(Items from a data source)

>>

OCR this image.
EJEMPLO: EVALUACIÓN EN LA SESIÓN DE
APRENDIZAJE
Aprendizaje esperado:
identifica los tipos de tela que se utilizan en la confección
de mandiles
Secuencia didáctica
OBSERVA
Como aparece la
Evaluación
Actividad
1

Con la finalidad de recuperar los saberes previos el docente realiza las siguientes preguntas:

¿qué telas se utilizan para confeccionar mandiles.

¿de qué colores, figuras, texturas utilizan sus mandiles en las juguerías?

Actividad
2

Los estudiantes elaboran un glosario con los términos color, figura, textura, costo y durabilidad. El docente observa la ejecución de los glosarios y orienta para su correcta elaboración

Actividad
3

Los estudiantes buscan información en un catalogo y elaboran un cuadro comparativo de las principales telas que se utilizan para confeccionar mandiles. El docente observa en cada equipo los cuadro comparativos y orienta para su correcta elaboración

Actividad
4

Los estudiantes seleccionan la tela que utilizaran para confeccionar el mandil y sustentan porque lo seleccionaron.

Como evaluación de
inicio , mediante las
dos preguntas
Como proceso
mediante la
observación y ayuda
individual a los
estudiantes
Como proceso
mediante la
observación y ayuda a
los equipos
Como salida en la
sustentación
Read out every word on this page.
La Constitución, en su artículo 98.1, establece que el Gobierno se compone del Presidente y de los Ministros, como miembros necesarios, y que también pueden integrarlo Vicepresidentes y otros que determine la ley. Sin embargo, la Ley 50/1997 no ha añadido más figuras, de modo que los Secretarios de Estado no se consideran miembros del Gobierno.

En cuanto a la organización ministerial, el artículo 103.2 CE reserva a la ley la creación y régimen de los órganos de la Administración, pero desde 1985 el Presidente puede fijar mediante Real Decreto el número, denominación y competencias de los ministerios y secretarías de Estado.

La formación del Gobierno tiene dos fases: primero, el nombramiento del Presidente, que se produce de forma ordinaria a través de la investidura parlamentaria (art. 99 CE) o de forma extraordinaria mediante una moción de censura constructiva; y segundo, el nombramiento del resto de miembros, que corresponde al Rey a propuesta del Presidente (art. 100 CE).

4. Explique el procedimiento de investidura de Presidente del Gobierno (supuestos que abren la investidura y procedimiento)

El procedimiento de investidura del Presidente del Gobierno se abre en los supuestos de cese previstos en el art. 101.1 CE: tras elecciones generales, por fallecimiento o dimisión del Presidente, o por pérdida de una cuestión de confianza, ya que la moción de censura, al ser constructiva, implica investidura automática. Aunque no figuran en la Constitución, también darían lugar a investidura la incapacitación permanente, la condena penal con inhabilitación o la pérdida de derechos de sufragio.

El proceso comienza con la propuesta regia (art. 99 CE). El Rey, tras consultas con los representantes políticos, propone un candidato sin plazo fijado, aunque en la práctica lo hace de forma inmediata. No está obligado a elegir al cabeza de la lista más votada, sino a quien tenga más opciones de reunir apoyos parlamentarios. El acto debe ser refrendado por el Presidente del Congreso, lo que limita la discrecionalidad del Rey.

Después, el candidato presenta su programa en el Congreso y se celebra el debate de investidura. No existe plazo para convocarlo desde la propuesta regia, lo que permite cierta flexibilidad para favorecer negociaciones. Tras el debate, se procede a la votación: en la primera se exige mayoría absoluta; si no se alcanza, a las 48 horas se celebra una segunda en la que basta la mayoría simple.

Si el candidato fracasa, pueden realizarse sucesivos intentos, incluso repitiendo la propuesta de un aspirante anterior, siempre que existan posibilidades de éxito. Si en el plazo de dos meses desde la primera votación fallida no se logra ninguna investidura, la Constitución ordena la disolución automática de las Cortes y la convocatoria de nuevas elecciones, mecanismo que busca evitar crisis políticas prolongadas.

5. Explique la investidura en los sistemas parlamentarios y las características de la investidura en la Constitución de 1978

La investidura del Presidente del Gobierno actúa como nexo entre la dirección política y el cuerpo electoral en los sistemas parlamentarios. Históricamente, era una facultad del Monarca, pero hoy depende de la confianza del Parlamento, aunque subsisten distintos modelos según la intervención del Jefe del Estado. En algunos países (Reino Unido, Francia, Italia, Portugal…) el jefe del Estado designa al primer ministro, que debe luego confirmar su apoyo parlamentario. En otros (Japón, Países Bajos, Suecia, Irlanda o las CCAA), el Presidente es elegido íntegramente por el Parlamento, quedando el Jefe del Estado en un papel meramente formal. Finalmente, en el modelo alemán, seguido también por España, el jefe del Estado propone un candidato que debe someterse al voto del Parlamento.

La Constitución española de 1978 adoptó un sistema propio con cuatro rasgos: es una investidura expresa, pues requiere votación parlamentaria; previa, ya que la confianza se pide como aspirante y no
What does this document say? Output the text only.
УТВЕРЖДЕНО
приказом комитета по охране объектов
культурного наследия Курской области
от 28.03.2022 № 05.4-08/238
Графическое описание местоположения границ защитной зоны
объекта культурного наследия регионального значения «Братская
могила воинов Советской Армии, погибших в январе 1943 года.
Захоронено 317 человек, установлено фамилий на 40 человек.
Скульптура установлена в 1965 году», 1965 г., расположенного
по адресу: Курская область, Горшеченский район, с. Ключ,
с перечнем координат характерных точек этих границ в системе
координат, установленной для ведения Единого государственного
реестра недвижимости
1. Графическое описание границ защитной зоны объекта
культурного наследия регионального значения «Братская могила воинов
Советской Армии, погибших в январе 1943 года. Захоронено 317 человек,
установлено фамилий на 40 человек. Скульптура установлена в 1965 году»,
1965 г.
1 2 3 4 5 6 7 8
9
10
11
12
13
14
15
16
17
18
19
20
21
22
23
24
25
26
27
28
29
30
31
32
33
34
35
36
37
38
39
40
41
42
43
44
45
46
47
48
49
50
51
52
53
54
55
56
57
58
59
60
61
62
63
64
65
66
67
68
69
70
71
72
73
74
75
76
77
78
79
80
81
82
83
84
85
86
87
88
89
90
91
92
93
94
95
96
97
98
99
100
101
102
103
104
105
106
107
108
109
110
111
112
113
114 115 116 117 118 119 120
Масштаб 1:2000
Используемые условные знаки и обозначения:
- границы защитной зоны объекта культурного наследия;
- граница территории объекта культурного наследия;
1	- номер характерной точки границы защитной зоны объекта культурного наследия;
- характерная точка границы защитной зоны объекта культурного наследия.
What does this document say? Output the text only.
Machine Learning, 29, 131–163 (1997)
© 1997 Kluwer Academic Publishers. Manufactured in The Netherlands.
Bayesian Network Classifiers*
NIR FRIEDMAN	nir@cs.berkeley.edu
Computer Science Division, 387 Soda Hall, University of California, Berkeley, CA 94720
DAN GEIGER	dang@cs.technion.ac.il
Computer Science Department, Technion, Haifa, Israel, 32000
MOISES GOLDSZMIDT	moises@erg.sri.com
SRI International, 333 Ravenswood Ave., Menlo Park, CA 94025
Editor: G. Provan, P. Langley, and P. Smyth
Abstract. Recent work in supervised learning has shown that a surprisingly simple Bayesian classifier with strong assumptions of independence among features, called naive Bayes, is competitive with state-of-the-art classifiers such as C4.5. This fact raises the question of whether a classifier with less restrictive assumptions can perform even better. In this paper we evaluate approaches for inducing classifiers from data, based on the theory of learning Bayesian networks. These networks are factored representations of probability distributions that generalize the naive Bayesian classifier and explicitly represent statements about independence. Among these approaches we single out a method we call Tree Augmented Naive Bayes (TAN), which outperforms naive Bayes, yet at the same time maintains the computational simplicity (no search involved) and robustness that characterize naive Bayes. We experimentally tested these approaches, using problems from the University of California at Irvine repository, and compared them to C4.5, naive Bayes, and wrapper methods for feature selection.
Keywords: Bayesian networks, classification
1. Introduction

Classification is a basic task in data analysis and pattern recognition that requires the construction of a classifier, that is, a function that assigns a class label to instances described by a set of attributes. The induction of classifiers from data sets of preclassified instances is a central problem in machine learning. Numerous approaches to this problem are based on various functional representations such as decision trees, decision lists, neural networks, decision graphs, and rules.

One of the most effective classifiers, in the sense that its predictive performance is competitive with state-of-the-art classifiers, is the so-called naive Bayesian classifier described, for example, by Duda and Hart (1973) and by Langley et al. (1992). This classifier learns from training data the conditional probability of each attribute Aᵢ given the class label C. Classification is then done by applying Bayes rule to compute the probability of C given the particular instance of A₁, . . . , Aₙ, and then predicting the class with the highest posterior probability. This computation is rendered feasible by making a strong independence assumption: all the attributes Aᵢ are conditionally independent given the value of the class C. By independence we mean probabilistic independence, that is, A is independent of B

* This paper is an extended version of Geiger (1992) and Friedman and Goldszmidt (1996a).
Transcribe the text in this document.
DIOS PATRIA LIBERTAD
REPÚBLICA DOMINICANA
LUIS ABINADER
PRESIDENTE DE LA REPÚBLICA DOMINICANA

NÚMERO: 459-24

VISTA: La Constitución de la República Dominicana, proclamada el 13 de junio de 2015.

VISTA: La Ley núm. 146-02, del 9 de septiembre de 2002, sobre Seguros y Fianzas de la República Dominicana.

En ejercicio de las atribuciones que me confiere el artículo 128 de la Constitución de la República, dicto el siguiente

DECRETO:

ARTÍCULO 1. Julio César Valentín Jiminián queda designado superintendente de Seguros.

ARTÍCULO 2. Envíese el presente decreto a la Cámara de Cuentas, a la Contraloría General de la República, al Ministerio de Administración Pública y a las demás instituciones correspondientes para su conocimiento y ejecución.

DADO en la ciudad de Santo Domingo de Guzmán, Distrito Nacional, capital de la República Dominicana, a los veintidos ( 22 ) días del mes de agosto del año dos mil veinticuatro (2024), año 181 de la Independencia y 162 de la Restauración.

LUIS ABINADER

<<

What to work on
Scan the material above. Return every line containing the string "установлено".

Result of this task
Захоронено 317 человек, установлено фамилий на 40 человек.
установлено фамилий на 40 человек. Скульптура установлена в 1965 году»,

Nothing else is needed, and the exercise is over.